## Start Extracted material
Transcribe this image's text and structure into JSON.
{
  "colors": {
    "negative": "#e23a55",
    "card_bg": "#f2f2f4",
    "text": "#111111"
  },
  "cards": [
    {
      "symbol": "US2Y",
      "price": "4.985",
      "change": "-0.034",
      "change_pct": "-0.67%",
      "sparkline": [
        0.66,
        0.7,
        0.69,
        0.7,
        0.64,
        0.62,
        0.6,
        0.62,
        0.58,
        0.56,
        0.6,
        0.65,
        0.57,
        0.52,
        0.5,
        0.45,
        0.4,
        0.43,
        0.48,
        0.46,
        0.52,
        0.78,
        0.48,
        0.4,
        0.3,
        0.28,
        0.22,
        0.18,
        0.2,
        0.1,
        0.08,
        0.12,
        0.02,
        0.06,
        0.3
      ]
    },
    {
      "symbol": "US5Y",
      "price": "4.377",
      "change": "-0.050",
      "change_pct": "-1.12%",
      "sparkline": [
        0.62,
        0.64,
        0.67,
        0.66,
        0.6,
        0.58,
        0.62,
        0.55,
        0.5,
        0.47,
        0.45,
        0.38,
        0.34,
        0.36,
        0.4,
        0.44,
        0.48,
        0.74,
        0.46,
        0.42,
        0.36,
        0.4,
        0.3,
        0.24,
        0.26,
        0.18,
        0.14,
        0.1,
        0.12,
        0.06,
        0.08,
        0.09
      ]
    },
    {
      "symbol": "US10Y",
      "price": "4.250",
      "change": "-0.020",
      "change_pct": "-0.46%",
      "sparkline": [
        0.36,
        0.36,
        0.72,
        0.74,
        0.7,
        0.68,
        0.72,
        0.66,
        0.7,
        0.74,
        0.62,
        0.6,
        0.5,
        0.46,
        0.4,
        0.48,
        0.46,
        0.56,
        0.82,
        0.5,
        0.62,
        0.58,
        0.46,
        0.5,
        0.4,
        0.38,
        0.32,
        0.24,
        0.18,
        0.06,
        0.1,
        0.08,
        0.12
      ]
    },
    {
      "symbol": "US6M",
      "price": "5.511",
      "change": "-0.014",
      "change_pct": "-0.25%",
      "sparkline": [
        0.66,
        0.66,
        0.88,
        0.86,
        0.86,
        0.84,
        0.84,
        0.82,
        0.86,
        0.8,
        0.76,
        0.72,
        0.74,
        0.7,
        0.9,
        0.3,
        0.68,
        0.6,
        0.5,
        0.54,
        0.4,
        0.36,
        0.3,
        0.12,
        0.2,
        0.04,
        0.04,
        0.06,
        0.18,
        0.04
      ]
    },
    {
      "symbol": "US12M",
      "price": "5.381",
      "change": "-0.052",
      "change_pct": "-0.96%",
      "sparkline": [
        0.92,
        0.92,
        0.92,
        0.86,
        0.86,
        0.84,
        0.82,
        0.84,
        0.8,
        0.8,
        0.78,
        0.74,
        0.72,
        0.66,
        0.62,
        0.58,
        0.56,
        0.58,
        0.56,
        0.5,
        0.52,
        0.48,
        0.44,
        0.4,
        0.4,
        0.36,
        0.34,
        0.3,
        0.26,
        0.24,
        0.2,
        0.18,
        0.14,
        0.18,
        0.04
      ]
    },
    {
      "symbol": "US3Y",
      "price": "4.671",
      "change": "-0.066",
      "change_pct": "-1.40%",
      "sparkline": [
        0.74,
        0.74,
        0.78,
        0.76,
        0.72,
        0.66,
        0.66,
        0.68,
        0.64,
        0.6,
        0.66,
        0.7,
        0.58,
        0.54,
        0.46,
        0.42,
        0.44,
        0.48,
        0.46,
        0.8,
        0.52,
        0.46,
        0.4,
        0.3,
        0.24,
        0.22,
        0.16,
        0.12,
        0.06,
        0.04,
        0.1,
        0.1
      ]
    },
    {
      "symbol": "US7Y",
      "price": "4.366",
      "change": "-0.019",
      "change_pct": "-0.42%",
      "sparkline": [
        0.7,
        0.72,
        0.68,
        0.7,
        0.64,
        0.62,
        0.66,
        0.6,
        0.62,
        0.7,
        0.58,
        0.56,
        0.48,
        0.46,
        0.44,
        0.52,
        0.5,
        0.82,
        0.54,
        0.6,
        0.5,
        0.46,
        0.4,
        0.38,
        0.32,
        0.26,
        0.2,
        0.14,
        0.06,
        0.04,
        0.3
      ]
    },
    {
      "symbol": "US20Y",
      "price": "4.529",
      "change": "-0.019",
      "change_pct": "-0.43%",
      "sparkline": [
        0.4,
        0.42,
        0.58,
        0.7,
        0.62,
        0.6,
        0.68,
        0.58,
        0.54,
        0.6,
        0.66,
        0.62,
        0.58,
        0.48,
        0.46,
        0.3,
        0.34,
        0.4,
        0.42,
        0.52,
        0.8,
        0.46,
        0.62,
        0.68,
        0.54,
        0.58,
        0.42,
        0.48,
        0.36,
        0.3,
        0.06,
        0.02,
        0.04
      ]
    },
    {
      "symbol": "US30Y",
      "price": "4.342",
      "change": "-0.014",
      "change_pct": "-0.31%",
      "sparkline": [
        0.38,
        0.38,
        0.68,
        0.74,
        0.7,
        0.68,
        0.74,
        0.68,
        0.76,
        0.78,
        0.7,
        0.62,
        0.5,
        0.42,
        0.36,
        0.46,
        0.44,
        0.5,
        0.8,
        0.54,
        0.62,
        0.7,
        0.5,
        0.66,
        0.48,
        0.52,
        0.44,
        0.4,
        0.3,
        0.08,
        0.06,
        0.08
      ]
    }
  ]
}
## End Extracted material
Copy every record exactly as presented.

* [Worked solution]:
Transcribe this image's text and structure into JSON.
{
  "colors": {
    "negative": "#e23a55",
    "card_bg": "#f2f2f4",
    "text": "#111111"
  },
  "cards": [
    {
      "symbol": "US2Y",
      "price": "4.985",
      "change": "-0.034",
      "change_pct": "-0.67%",
      "sparkline": [
        0.66,
        0.7,
        0.69,
        0.7,
        0.64,
        0.62,
        0.6,
        0.62,
        0.58,
        0.56,
        0.6,
        0.65,
        0.57,
        0.52,
        0.5,
        0.45,
        0.4,
        0.43,
        0.48,
        0.46,
        0.52,
        0.78,
        0.48,
        0.4,
        0.3,
        0.28,
        0.22,
        0.18,
        0.2,
        0.1,
        0.08,
        0.12,
        0.02,
        0.06,
        0.3
      ]
    },
    {
      "symbol": "US5Y",
      "price": "4.377",
      "change": "-0.050",
      "change_pct": "-1.12%",
      "sparkline": [
        0.62,
        0.64,
        0.67,
        0.66,
        0.6,
        0.58,
        0.62,
        0.55,
        0.5,
        0.47,
        0.45,
        0.38,
        0.34,
        0.36,
        0.4,
        0.44,
        0.48,
        0.74,
        0.46,
        0.42,
        0.36,
        0.4,
        0.3,
        0.24,
        0.26,
        0.18,
        0.14,
        0.1,
        0.12,
        0.06,
        0.08,
        0.09
      ]
    },
    {
      "symbol": "US10Y",
      "price": "4.250",
      "change": "-0.020",
      "change_pct": "-0.46%",
      "sparkline": [
        0.36,
        0.36,
        0.72,
        0.74,
        0.7,
        0.68,
        0.72,
        0.66,
        0.7,
        0.74,
        0.62,
        0.6,
        0.5,
        0.46,
        0.4,
        0.48,
        0.46,
        0.56,
        0.82,
        0.5,
        0.62,
        0.58,
        0.46,
        0.5,
        0.4,
        0.38,
        0.32,
        0.24,
        0.18,
        0.06,
        0.1,
        0.08,
        0.12
      ]
    },
    {
      "symbol": "US6M",
      "price": "5.511",
      "change": "-0.014",
      "change_pct": "-0.25%",
      "sparkline": [
        0.66,
        0.66,
        0.88,
        0.86,
        0.86,
        0.84,
        0.84,
        0.82,
        0.86,
        0.8,
        0.76,
        0.72,
        0.74,
        0.7,
        0.9,
        0.3,
        0.68,
        0.6,
        0.5,
        0.54,
        0.4,
        0.36,
        0.3,
        0.12,
        0.2,
        0.04,
        0.04,
        0.06,
        0.18,
        0.04
      ]
    },
    {
      "symbol": "US12M",
      "price": "5.381",
      "change": "-0.052",
      "change_pct": "-0.96%",
      "sparkline": [
        0.92,
        0.92,
        0.92,
        0.86,
        0.86,
        0.84,
        0.82,
        0.84,
        0.8,
        0.8,
        0.78,
        0.74,
        0.72,
        0.66,
        0.62,
        0.58,
        0.56,
        0.58,
        0.56,
        0.5,
        0.52,
        0.48,
        0.44,
        0.4,
        0.4,
        0.36,
        0.34,
        0.3,
        0.26,
        0.24,
        0.2,
        0.18,
        0.14,
        0.18,
        0.04
      ]
    },
    {
      "symbol": "US3Y",
      "price": "4.671",
      "change": "-0.066",
      "change_pct": "-1.40%",
      "sparkline": [
        0.74,
        0.74,
        0.78,
        0.76,
        0.72,
        0.66,
        0.66,
        0.68,
        0.64,
        0.6,
        0.66,
        0.7,
        0.58,
        0.54,
        0.46,
        0.42,
        0.44,
        0.48,
        0.46,
        0.8,
        0.52,
        0.46,
        0.4,
        0.3,
        0.24,
        0.22,
        0.16,
        0.12,
        0.06,
        0.04,
        0.1,
        0.1
      ]
    },
    {
      "symbol": "US7Y",
      "price": "4.366",
      "change": "-0.019",
      "change_pct": "-0.42%",
      "sparkline": [
        0.7,
        0.72,
        0.68,
        0.7,
        0.64,
        0.62,
        0.66,
        0.6,
        0.62,
        0.7,
        0.58,
        0.56,
        0.48,
        0.46,
        0.44,
        0.52,
        0.5,
        0.82,
        0.54,
        0.6,
        0.5,
        0.46,
        0.4,
        0.38,
        0.32,
        0.26,
        0.2,
        0.14,
        0.06,
        0.04,
        0.3
      ]
    },
    {
      "symbol": "US20Y",
      "price": "4.529",
      "change": "-0.019",
      "change_pct": "-0.43%",
      "sparkline": [
        0.4,
        0.42,
        0.58,
        0.7,
        0.62,
        0.6,
        0.68,
        0.58,
        0.54,
        0.6,
        0.66,
        0.62,
        0.58,
        0.48,
        0.46,
        0.3,
        0.34,
        0.4,
        0.42,
        0.52,
        0.8,
        0.46,
        0.62,
        0.68,
        0.54,
        0.58,
        0.42,
        0.48,
        0.36,
        0.3,
        0.06,
        0.02,
        0.04
      ]
    },
    {
      "symbol": "US30Y",
      "price": "4.342",
      "change": "-0.014",
      "change_pct": "-0.31%",
      "sparkline": [
        0.38,
        0.38,
        0.68,
        0.74,
        0.7,
        0.68,
        0.74,
        0.68,
        0.76,
        0.78,
        0.7,
        0.62,
        0.5,
        0.42,
        0.36,
        0.46,
        0.44,
        0.5,
        0.8,
        0.54,
        0.62,
        0.7,
        0.5,
        0.66,
        0.48,
        0.52,
        0.44,
        0.4,
        0.3,
        0.08,
        0.06,
        0.08
      ]
    }
  ]
}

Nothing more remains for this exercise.